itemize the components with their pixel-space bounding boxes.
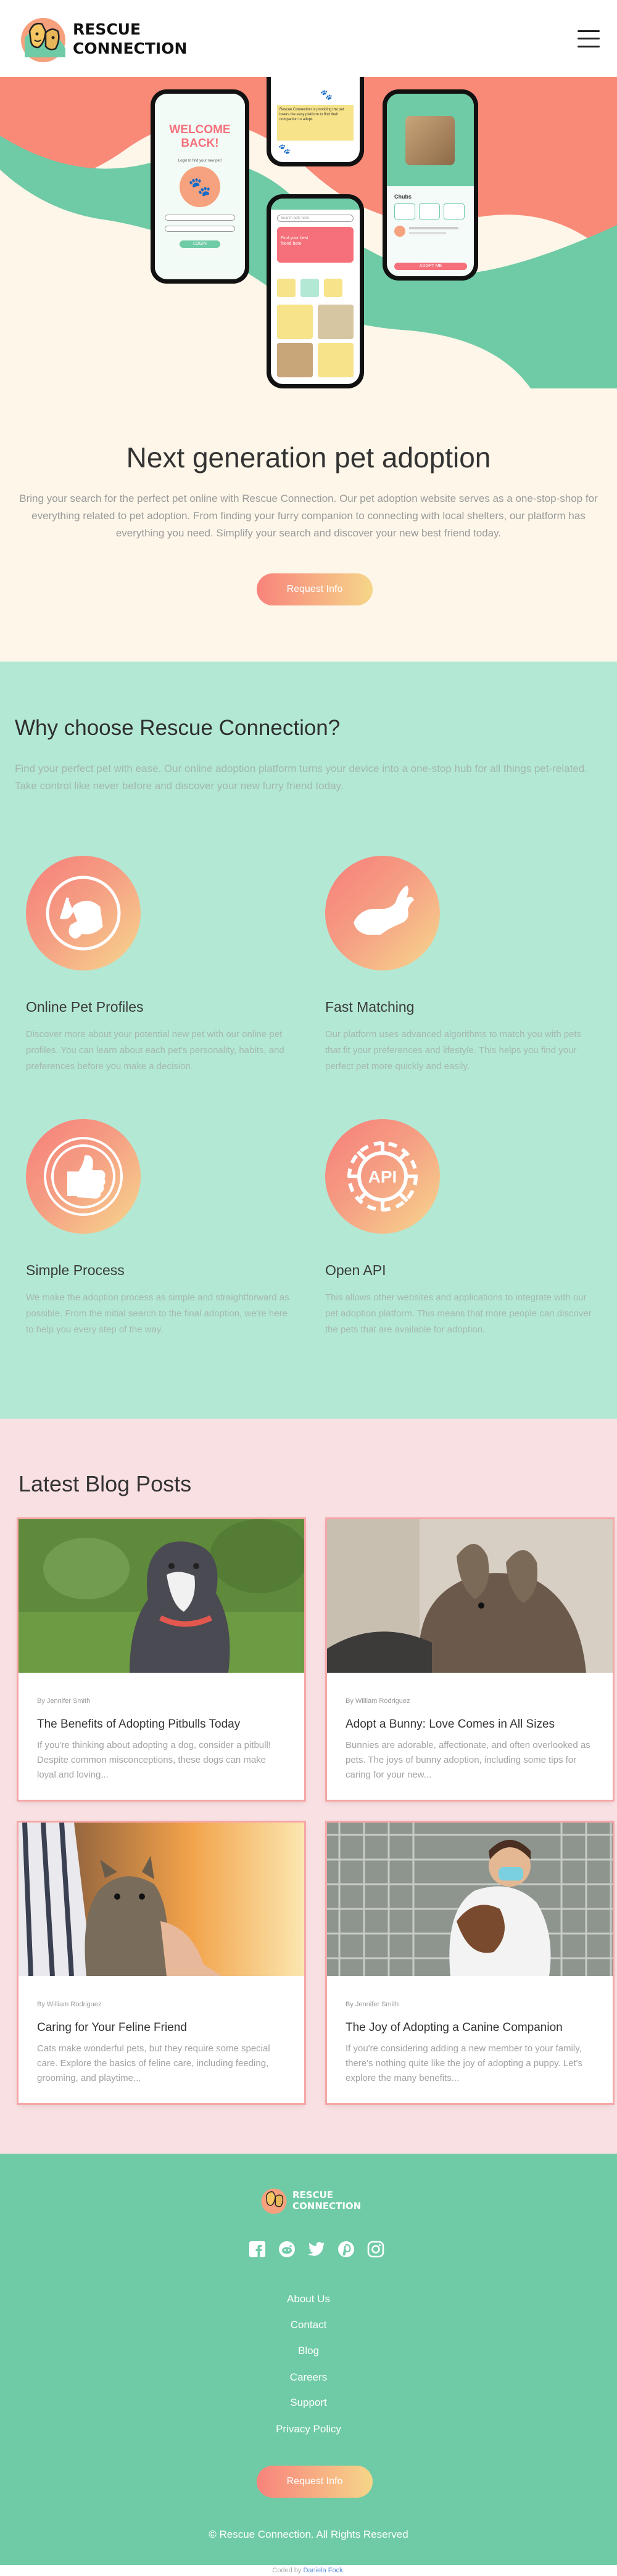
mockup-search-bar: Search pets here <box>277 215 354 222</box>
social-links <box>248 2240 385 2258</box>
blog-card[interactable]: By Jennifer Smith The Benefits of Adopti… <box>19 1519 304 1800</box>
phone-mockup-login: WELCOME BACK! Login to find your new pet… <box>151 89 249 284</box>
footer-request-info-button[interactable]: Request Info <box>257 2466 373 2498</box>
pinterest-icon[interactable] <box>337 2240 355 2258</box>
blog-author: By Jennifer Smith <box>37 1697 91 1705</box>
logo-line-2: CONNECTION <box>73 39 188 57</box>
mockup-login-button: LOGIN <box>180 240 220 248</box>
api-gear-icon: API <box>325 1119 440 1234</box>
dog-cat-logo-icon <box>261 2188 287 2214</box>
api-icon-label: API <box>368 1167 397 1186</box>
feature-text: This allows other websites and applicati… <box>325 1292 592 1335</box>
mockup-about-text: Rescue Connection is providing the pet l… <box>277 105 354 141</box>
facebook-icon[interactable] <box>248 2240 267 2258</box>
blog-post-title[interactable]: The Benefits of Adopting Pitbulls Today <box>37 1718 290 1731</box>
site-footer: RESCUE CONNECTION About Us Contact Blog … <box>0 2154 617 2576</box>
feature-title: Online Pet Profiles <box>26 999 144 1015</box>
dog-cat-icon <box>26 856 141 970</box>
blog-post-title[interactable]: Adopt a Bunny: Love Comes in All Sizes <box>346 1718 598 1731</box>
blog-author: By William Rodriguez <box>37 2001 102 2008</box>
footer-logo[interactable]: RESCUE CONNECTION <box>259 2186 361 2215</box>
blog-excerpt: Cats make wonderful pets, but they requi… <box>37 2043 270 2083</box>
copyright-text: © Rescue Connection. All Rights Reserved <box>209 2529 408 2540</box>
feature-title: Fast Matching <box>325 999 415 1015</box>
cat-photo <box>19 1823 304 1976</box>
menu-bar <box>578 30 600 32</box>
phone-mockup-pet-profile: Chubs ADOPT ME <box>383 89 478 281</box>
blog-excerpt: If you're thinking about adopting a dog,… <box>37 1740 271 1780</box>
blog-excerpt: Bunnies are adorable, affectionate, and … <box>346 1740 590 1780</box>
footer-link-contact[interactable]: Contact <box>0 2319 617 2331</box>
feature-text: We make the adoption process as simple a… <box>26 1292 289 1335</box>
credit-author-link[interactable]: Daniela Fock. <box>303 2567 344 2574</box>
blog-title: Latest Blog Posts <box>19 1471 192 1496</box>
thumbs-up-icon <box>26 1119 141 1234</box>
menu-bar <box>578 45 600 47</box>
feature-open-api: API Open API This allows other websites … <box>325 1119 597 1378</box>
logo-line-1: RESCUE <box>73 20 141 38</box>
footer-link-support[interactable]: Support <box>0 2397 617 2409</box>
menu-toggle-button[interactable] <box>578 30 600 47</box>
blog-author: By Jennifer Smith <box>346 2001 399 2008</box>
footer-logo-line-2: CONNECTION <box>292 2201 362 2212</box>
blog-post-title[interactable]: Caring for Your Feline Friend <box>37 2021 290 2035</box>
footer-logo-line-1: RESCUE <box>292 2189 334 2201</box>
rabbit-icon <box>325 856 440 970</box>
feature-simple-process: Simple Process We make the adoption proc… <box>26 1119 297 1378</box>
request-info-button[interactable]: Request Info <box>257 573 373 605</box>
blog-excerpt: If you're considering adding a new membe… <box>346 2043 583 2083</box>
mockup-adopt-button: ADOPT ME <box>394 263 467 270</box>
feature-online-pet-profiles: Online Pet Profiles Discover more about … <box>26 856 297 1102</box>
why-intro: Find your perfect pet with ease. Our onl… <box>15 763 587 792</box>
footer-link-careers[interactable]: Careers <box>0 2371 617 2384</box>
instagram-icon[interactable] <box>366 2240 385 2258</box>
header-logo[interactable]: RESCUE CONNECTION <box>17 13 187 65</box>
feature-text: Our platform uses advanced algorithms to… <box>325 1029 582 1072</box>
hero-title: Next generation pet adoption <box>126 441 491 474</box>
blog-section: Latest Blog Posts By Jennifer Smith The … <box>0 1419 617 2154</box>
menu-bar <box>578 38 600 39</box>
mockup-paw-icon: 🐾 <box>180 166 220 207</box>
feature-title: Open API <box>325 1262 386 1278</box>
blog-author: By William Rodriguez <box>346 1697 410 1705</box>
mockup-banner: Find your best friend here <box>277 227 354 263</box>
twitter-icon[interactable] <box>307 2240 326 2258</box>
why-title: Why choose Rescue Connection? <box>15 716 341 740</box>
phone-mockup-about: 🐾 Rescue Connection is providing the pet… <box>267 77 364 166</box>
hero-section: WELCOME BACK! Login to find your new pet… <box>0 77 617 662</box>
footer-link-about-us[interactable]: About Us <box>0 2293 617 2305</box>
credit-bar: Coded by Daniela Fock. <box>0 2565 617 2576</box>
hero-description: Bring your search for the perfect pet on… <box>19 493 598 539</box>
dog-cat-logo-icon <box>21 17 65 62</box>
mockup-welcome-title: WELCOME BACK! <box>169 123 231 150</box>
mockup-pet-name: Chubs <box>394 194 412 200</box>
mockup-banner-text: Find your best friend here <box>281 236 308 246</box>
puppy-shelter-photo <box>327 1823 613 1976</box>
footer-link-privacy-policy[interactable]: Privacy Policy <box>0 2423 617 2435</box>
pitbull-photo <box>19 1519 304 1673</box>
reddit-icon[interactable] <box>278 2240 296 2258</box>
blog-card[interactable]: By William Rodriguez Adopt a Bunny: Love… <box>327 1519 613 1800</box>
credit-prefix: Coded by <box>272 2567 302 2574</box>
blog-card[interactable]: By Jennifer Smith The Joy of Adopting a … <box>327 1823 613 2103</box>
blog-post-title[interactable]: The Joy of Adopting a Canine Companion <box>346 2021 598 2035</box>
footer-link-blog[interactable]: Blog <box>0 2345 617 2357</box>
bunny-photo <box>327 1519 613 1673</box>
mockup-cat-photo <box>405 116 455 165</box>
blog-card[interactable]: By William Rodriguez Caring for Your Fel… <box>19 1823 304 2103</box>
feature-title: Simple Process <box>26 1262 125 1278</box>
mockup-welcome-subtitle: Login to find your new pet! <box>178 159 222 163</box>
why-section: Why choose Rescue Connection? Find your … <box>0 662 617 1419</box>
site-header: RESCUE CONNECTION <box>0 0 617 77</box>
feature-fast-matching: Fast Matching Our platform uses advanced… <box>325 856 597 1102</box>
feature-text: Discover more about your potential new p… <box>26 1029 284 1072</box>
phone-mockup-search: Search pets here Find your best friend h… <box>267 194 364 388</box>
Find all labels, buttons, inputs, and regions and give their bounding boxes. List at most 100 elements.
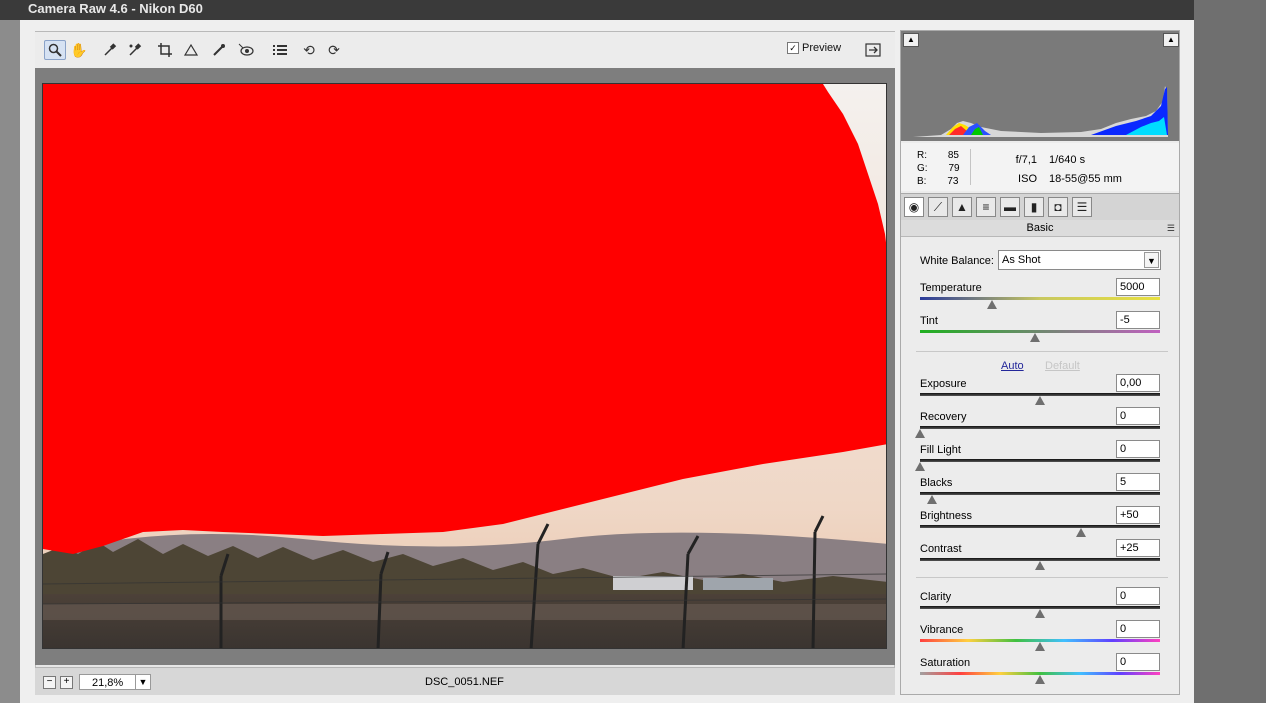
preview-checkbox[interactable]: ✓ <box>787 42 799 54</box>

------------------------------------------------------------------------

◆ **Exercise instructions**:
Write out all the entries above again, substituting "post-excerpt" for every occurrence of "blog-excerpt" and keeping everything else the same. Omit the pictures.

◆ **Solution for this problem**:
itemize the components with their pixel-space bounding boxes.
mockup-search-bar: Search pets here <box>277 215 354 222</box>
social-links <box>248 2240 385 2258</box>
blog-card[interactable]: By Jennifer Smith The Benefits of Adopti… <box>19 1519 304 1800</box>
phone-mockup-login: WELCOME BACK! Login to find your new pet… <box>151 89 249 284</box>
footer-request-info-button[interactable]: Request Info <box>257 2466 373 2498</box>
pinterest-icon[interactable] <box>337 2240 355 2258</box>
blog-author: By Jennifer Smith <box>37 1697 91 1705</box>
logo-line-2: CONNECTION <box>73 39 188 57</box>
mockup-login-button: LOGIN <box>180 240 220 248</box>
api-gear-icon: API <box>325 1119 440 1234</box>
dog-cat-logo-icon <box>261 2188 287 2214</box>
api-icon-label: API <box>368 1167 397 1186</box>
feature-text: This allows other websites and applicati… <box>325 1292 592 1335</box>
mockup-about-text: Rescue Connection is providing the pet l… <box>277 105 354 141</box>
facebook-icon[interactable] <box>248 2240 267 2258</box>
blog-post-title[interactable]: The Benefits of Adopting Pitbulls Today <box>37 1718 290 1731</box>
site-footer: RESCUE CONNECTION About Us Contact Blog … <box>0 2154 617 2576</box>
feature-title: Online Pet Profiles <box>26 999 144 1015</box>
dog-cat-icon <box>26 856 141 970</box>
blog-post-title[interactable]: Adopt a Bunny: Love Comes in All Sizes <box>346 1718 598 1731</box>
blog-author: By William Rodriguez <box>37 2001 102 2008</box>
footer-logo[interactable]: RESCUE CONNECTION <box>259 2186 361 2215</box>
post-excerpt: Cats make wonderful pets, but they requi… <box>37 2043 270 2083</box>
copyright-text: © Rescue Connection. All Rights Reserved <box>209 2529 408 2540</box>
feature-title: Fast Matching <box>325 999 415 1015</box>
cat-photo <box>19 1823 304 1976</box>
menu-bar <box>578 30 600 32</box>
phone-mockup-pet-profile: Chubs ADOPT ME <box>383 89 478 281</box>
post-excerpt: If you're thinking about adopting a dog,… <box>37 1740 271 1780</box>
post-excerpt: Bunnies are adorable, affectionate, and … <box>346 1740 590 1780</box>
footer-link-contact[interactable]: Contact <box>0 2319 617 2331</box>
feature-text: We make the adoption process as simple a… <box>26 1292 289 1335</box>
credit-author-link[interactable]: Daniela Fock. <box>303 2567 344 2574</box>
blog-title: Latest Blog Posts <box>19 1471 192 1496</box>
thumbs-up-icon <box>26 1119 141 1234</box>
menu-bar <box>578 45 600 47</box>
feature-open-api: API Open API This allows other websites … <box>325 1119 597 1378</box>
logo-line-1: RESCUE <box>73 20 141 38</box>
footer-link-support[interactable]: Support <box>0 2397 617 2409</box>
menu-toggle-button[interactable] <box>578 30 600 47</box>
blog-author: By Jennifer Smith <box>346 2001 399 2008</box>
footer-logo-line-2: CONNECTION <box>292 2201 362 2212</box>
blog-post-title[interactable]: Caring for Your Feline Friend <box>37 2021 290 2035</box>
footer-logo-line-1: RESCUE <box>292 2189 334 2201</box>
rabbit-icon <box>325 856 440 970</box>
feature-simple-process: Simple Process We make the adoption proc… <box>26 1119 297 1378</box>
request-info-button[interactable]: Request Info <box>257 573 373 605</box>
post-excerpt: If you're considering adding a new membe… <box>346 2043 583 2083</box>
mockup-adopt-button: ADOPT ME <box>394 263 467 270</box>
feature-online-pet-profiles: Online Pet Profiles Discover more about … <box>26 856 297 1102</box>
why-intro: Find your perfect pet with ease. Our onl… <box>15 763 587 792</box>
footer-link-careers[interactable]: Careers <box>0 2371 617 2384</box>
instagram-icon[interactable] <box>366 2240 385 2258</box>
header-logo[interactable]: RESCUE CONNECTION <box>17 13 187 65</box>
feature-text: Our platform uses advanced algorithms to… <box>325 1029 582 1072</box>
hero-title: Next generation pet adoption <box>126 441 491 474</box>
blog-section: Latest Blog Posts By Jennifer Smith The … <box>0 1419 617 2154</box>
menu-bar <box>578 38 600 39</box>
mockup-paw-icon: 🐾 <box>180 166 220 207</box>
feature-title: Open API <box>325 1262 386 1278</box>
blog-author: By William Rodriguez <box>346 1697 410 1705</box>
mockup-banner: Find your best friend here <box>277 227 354 263</box>
twitter-icon[interactable] <box>307 2240 326 2258</box>
why-title: Why choose Rescue Connection? <box>15 716 341 740</box>
phone-mockup-about: 🐾 Rescue Connection is providing the pet… <box>267 77 364 166</box>
hero-section: WELCOME BACK! Login to find your new pet… <box>0 77 617 662</box>
footer-link-about-us[interactable]: About Us <box>0 2293 617 2305</box>
credit-bar: Coded by Daniela Fock. <box>0 2565 617 2576</box>
hero-description: Bring your search for the perfect pet on… <box>19 493 598 539</box>
dog-cat-logo-icon <box>21 17 65 62</box>
mockup-welcome-title: WELCOME BACK! <box>169 123 231 150</box>
mockup-pet-name: Chubs <box>394 194 412 200</box>
mockup-banner-text: Find your best friend here <box>281 236 308 246</box>
puppy-shelter-photo <box>327 1823 613 1976</box>
footer-link-privacy-policy[interactable]: Privacy Policy <box>0 2423 617 2435</box>
pitbull-photo <box>19 1519 304 1673</box>
reddit-icon[interactable] <box>278 2240 296 2258</box>
blog-card[interactable]: By William Rodriguez Adopt a Bunny: Love… <box>327 1519 613 1800</box>
credit-prefix: Coded by <box>272 2567 302 2574</box>
blog-card[interactable]: By Jennifer Smith The Joy of Adopting a … <box>327 1823 613 2103</box>
blog-post-title[interactable]: The Joy of Adopting a Canine Companion <box>346 2021 598 2035</box>
footer-link-blog[interactable]: Blog <box>0 2345 617 2357</box>
bunny-photo <box>327 1519 613 1673</box>
mockup-cat-photo <box>405 116 455 165</box>
blog-card[interactable]: By William Rodriguez Caring for Your Fel… <box>19 1823 304 2103</box>
feature-title: Simple Process <box>26 1262 125 1278</box>
mockup-welcome-subtitle: Login to find your new pet! <box>178 159 222 163</box>
why-section: Why choose Rescue Connection? Find your … <box>0 662 617 1419</box>
site-header: RESCUE CONNECTION <box>0 0 617 77</box>
feature-fast-matching: Fast Matching Our platform uses advanced… <box>325 856 597 1102</box>
feature-text: Discover more about your potential new p… <box>26 1029 284 1072</box>
phone-mockup-search: Search pets here Find your best friend h… <box>267 194 364 388</box>
Find all labels, buttons, inputs, and regions and give their bounding boxes. List at most 100 elements.
preview-checkbox[interactable]: ✓ <box>787 42 799 54</box>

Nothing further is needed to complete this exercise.